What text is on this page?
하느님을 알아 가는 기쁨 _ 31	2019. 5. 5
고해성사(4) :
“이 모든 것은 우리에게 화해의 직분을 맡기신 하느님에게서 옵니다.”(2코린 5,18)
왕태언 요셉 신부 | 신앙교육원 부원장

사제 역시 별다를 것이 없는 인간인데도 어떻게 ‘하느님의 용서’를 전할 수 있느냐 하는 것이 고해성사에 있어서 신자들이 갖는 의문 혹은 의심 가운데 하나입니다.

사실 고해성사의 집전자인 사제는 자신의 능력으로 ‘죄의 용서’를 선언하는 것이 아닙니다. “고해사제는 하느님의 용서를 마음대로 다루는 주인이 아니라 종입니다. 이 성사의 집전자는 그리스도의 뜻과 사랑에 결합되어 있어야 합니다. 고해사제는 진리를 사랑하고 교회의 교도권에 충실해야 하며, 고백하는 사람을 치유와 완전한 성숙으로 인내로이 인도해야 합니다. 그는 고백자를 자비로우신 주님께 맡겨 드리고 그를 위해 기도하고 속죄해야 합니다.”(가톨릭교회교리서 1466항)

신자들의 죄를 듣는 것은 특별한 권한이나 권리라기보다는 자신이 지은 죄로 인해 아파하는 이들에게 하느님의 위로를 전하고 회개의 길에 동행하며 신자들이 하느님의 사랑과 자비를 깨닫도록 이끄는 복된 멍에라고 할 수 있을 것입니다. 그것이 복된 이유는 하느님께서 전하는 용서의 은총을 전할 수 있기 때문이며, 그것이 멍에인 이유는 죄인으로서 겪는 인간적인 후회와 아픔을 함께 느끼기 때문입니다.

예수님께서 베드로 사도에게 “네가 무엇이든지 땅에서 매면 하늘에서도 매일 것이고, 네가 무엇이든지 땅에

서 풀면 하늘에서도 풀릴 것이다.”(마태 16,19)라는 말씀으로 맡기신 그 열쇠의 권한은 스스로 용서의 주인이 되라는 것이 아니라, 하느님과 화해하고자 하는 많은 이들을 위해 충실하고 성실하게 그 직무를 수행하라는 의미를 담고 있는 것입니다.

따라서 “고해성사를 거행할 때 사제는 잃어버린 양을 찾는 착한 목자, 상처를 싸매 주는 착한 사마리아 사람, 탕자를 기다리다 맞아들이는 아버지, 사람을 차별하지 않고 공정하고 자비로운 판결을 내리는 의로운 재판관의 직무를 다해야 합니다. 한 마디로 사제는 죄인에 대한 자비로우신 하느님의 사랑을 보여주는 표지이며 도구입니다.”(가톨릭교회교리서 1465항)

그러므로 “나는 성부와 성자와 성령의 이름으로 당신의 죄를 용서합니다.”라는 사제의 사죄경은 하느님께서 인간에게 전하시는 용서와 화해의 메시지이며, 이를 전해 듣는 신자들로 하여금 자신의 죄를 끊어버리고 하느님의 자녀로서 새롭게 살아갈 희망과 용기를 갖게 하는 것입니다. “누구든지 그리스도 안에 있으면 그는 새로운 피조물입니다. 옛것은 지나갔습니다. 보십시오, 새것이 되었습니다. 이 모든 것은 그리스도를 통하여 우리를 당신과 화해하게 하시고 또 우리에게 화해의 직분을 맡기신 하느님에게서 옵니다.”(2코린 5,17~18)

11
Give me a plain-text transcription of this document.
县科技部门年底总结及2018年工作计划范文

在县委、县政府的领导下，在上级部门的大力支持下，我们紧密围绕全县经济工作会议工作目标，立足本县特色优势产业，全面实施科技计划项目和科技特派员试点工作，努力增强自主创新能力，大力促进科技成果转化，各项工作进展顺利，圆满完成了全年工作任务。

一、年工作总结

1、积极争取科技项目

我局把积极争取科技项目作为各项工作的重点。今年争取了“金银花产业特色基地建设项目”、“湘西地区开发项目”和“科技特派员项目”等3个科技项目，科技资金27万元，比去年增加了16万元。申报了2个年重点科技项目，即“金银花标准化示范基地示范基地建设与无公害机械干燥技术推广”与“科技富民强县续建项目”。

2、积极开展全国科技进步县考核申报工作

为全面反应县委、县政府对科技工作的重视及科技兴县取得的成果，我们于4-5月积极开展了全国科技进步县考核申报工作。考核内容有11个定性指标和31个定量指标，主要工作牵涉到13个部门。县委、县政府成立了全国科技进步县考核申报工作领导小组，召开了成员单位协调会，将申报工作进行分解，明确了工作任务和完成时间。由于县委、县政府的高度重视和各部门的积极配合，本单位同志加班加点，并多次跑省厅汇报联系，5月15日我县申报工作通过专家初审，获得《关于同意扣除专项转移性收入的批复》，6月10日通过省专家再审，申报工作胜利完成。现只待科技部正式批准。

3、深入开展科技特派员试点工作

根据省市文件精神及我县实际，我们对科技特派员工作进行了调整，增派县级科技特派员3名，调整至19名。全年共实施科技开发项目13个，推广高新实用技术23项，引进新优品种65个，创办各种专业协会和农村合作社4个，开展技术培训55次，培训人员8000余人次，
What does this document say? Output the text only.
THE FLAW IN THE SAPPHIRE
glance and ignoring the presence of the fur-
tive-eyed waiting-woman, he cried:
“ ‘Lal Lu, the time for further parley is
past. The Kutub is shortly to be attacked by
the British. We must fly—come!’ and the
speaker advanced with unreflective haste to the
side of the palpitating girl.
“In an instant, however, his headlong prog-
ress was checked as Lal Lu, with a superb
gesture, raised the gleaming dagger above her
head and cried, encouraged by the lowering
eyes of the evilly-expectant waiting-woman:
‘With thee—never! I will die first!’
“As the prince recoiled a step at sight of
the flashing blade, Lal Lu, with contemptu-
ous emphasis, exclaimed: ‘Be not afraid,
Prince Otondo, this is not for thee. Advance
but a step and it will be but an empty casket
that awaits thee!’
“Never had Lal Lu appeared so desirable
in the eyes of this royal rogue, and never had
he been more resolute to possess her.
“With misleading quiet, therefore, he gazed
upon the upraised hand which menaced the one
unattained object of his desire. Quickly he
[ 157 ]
—————
The exercise: Please set down the whole listing above without altering a single line.

Solution for this task:
What text is on this page?
하느님을 알아 가는 기쁨 _ 31	2019. 5. 5
고해성사(4) :
“이 모든 것은 우리에게 화해의 직분을 맡기신 하느님에게서 옵니다.”(2코린 5,18)
왕태언 요셉 신부 | 신앙교육원 부원장

사제 역시 별다를 것이 없는 인간인데도 어떻게 ‘하느님의 용서’를 전할 수 있느냐 하는 것이 고해성사에 있어서 신자들이 갖는 의문 혹은 의심 가운데 하나입니다.

사실 고해성사의 집전자인 사제는 자신의 능력으로 ‘죄의 용서’를 선언하는 것이 아닙니다. “고해사제는 하느님의 용서를 마음대로 다루는 주인이 아니라 종입니다. 이 성사의 집전자는 그리스도의 뜻과 사랑에 결합되어 있어야 합니다. 고해사제는 진리를 사랑하고 교회의 교도권에 충실해야 하며, 고백하는 사람을 치유와 완전한 성숙으로 인내로이 인도해야 합니다. 그는 고백자를 자비로우신 주님께 맡겨 드리고 그를 위해 기도하고 속죄해야 합니다.”(가톨릭교회교리서 1466항)

신자들의 죄를 듣는 것은 특별한 권한이나 권리라기보다는 자신이 지은 죄로 인해 아파하는 이들에게 하느님의 위로를 전하고 회개의 길에 동행하며 신자들이 하느님의 사랑과 자비를 깨닫도록 이끄는 복된 멍에라고 할 수 있을 것입니다. 그것이 복된 이유는 하느님께서 전하는 용서의 은총을 전할 수 있기 때문이며, 그것이 멍에인 이유는 죄인으로서 겪는 인간적인 후회와 아픔을 함께 느끼기 때문입니다.

예수님께서 베드로 사도에게 “네가 무엇이든지 땅에서 매면 하늘에서도 매일 것이고, 네가 무엇이든지 땅에

서 풀면 하늘에서도 풀릴 것이다.”(마태 16,19)라는 말씀으로 맡기신 그 열쇠의 권한은 스스로 용서의 주인이 되라는 것이 아니라, 하느님과 화해하고자 하는 많은 이들을 위해 충실하고 성실하게 그 직무를 수행하라는 의미를 담고 있는 것입니다.

따라서 “고해성사를 거행할 때 사제는 잃어버린 양을 찾는 착한 목자, 상처를 싸매 주는 착한 사마리아 사람, 탕자를 기다리다 맞아들이는 아버지, 사람을 차별하지 않고 공정하고 자비로운 판결을 내리는 의로운 재판관의 직무를 다해야 합니다. 한 마디로 사제는 죄인에 대한 자비로우신 하느님의 사랑을 보여주는 표지이며 도구입니다.”(가톨릭교회교리서 1465항)

그러므로 “나는 성부와 성자와 성령의 이름으로 당신의 죄를 용서합니다.”라는 사제의 사죄경은 하느님께서 인간에게 전하시는 용서와 화해의 메시지이며, 이를 전해 듣는 신자들로 하여금 자신의 죄를 끊어버리고 하느님의 자녀로서 새롭게 살아갈 희망과 용기를 갖게 하는 것입니다. “누구든지 그리스도 안에 있으면 그는 새로운 피조물입니다. 옛것은 지나갔습니다. 보십시오, 새것이 되었습니다. 이 모든 것은 그리스도를 통하여 우리를 당신과 화해하게 하시고 또 우리에게 화해의 직분을 맡기신 하느님에게서 옵니다.”(2코린 5,17~18)

11
Give me a plain-text transcription of this document.
县科技部门年底总结及2018年工作计划范文

在县委、县政府的领导下，在上级部门的大力支持下，我们紧密围绕全县经济工作会议工作目标，立足本县特色优势产业，全面实施科技计划项目和科技特派员试点工作，努力增强自主创新能力，大力促进科技成果转化，各项工作进展顺利，圆满完成了全年工作任务。

一、年工作总结

1、积极争取科技项目

我局把积极争取科技项目作为各项工作的重点。今年争取了“金银花产业特色基地建设项目”、“湘西地区开发项目”和“科技特派员项目”等3个科技项目，科技资金27万元，比去年增加了16万元。申报了2个年重点科技项目，即“金银花标准化示范基地示范基地建设与无公害机械干燥技术推广”与“科技富民强县续建项目”。

2、积极开展全国科技进步县考核申报工作

为全面反应县委、县政府对科技工作的重视及科技兴县取得的成果，我们于4-5月积极开展了全国科技进步县考核申报工作。考核内容有11个定性指标和31个定量指标，主要工作牵涉到13个部门。县委、县政府成立了全国科技进步县考核申报工作领导小组，召开了成员单位协调会，将申报工作进行分解，明确了工作任务和完成时间。由于县委、县政府的高度重视和各部门的积极配合，本单位同志加班加点，并多次跑省厅汇报联系，5月15日我县申报工作通过专家初审，获得《关于同意扣除专项转移性收入的批复》，6月10日通过省专家再审，申报工作胜利完成。现只待科技部正式批准。

3、深入开展科技特派员试点工作

根据省市文件精神及我县实际，我们对科技特派员工作进行了调整，增派县级科技特派员3名，调整至19名。全年共实施科技开发项目13个，推广高新实用技术23项，引进新优品种65个，创办各种专业协会和农村合作社4个，开展技术培训55次，培训人员8000余人次，
What does this document say? Output the text only.
THE FLAW IN THE SAPPHIRE
glance and ignoring the presence of the fur-
tive-eyed waiting-woman, he cried:
“ ‘Lal Lu, the time for further parley is
past. The Kutub is shortly to be attacked by
the British. We must fly—come!’ and the
speaker advanced with unreflective haste to the
side of the palpitating girl.
“In an instant, however, his headlong prog-
ress was checked as Lal Lu, with a superb
gesture, raised the gleaming dagger above her
head and cried, encouraged by the lowering
eyes of the evilly-expectant waiting-woman:
‘With thee—never! I will die first!’
“As the prince recoiled a step at sight of
the flashing blade, Lal Lu, with contemptu-
ous emphasis, exclaimed: ‘Be not afraid,
Prince Otondo, this is not for thee. Advance
but a step and it will be but an empty casket
that awaits thee!’
“Never had Lal Lu appeared so desirable
in the eyes of this royal rogue, and never had
he been more resolute to possess her.
“With misleading quiet, therefore, he gazed
upon the upraised hand which menaced the one
unattained object of his desire. Quickly he
[ 157 ]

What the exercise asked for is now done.